▶ Given instruction:
Find the string "responde" in the records. Copy every line it appears in.

▶ Dataset items:
_____

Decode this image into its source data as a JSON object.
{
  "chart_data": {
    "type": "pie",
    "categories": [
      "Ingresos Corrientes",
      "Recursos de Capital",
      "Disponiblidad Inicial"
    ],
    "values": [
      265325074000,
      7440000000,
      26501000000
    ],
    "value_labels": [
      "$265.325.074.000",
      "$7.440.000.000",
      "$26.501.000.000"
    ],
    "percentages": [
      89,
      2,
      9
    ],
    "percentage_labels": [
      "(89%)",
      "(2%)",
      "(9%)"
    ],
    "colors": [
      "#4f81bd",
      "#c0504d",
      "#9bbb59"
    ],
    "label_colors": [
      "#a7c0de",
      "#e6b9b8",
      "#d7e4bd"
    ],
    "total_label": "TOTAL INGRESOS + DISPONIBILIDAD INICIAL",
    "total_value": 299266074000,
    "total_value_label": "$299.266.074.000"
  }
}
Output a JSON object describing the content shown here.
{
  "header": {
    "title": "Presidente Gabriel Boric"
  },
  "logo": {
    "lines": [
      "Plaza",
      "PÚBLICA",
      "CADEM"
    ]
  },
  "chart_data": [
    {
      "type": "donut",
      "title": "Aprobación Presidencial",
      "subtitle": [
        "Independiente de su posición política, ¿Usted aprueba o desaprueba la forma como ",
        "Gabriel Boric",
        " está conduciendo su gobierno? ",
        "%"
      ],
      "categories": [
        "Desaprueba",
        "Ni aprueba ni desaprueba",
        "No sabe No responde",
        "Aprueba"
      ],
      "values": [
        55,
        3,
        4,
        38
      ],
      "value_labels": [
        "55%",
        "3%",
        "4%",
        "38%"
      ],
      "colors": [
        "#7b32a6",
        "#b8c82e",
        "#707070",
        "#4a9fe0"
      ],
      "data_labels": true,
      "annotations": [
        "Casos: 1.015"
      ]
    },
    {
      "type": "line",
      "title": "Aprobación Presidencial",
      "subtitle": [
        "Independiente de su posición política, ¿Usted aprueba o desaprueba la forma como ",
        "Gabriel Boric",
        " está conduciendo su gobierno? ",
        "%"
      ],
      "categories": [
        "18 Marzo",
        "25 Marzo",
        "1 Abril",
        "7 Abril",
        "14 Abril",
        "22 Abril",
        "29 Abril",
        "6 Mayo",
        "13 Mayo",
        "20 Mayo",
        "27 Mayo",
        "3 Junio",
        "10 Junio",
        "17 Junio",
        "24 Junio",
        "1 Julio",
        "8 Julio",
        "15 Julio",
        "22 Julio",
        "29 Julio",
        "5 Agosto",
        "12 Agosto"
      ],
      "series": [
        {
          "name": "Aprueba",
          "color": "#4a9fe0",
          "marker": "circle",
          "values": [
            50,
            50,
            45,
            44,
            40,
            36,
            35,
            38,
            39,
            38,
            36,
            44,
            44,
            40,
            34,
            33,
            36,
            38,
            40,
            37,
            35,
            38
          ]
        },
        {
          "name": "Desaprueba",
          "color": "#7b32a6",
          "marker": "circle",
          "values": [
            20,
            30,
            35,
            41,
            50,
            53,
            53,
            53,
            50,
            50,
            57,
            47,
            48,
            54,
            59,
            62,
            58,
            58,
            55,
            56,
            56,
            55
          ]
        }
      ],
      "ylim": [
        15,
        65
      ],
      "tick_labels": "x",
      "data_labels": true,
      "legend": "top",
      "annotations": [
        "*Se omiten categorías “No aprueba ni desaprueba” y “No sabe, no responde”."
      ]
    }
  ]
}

_____

▶ Written solution:
        "No sabe No responde",
        "*Se omiten categorías “No aprueba ni desaprueba” y “No sabe, no responde”."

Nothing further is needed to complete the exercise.